-- Start of Document passage --

We have an ASP.NET page which uses an update panel for partial page postbacks. On the server side, the postback performs some database work and updates several UI elements. The database code is all contained in several transactions, so the state will still be consistent if an exception is thrown. We're working on some error handling code now, and my first thought was to log the exception thrown, reload the last consistent UI state, and show some sort of modal popup or other ui element with a brief error message for the user (this is an intranet page, so we're automatically notified of the bug, and the users know where to find us :)

Is this a good idea? What alternatives would be better for our end users?

+3  A: 

I would log the exception and redirect to an error page ("Sorry, we screwed up").

In most cases, I don't think it's worth complicated recovery (last consistent state). In particular cases, it may be, but mostly, not.

-- End of Document passage --
-- Start of Stored rows --

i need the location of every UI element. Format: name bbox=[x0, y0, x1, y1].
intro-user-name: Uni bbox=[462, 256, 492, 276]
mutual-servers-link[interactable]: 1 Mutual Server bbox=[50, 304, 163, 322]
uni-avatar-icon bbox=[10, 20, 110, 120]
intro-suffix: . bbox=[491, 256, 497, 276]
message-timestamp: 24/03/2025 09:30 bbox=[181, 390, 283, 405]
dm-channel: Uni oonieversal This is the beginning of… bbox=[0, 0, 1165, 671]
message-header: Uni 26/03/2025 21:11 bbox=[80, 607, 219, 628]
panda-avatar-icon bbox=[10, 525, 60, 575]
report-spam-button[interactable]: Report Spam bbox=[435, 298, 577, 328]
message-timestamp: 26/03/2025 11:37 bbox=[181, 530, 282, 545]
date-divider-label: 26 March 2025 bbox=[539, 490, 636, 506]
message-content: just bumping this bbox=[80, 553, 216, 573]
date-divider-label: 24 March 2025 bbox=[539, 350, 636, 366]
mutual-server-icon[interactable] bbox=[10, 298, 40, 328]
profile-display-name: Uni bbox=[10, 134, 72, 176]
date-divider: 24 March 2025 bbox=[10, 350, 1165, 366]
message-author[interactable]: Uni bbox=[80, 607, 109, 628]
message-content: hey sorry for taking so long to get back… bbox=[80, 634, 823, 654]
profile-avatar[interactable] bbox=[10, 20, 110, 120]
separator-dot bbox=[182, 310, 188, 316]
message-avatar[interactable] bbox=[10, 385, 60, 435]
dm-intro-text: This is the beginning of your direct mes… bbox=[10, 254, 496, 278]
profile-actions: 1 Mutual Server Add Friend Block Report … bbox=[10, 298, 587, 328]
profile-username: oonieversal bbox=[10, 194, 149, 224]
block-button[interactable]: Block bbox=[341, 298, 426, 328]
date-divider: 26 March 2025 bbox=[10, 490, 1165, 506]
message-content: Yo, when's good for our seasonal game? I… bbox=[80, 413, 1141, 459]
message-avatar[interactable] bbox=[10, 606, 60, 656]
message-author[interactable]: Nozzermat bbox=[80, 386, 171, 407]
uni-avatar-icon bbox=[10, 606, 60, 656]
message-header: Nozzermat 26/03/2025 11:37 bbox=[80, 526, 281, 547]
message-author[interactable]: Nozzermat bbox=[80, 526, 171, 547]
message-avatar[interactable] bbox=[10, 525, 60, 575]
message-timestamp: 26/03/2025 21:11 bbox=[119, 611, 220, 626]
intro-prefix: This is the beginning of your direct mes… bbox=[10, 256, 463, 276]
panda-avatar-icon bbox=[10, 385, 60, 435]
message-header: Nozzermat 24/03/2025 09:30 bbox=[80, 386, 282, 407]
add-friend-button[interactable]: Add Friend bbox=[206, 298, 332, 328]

-- End of Stored rows --

Challenge:
In the ASP.NET error-handling discussion, what does the reply recommend doing when an exception is thrown?

Task result:
Log the exception and redirect to an error page.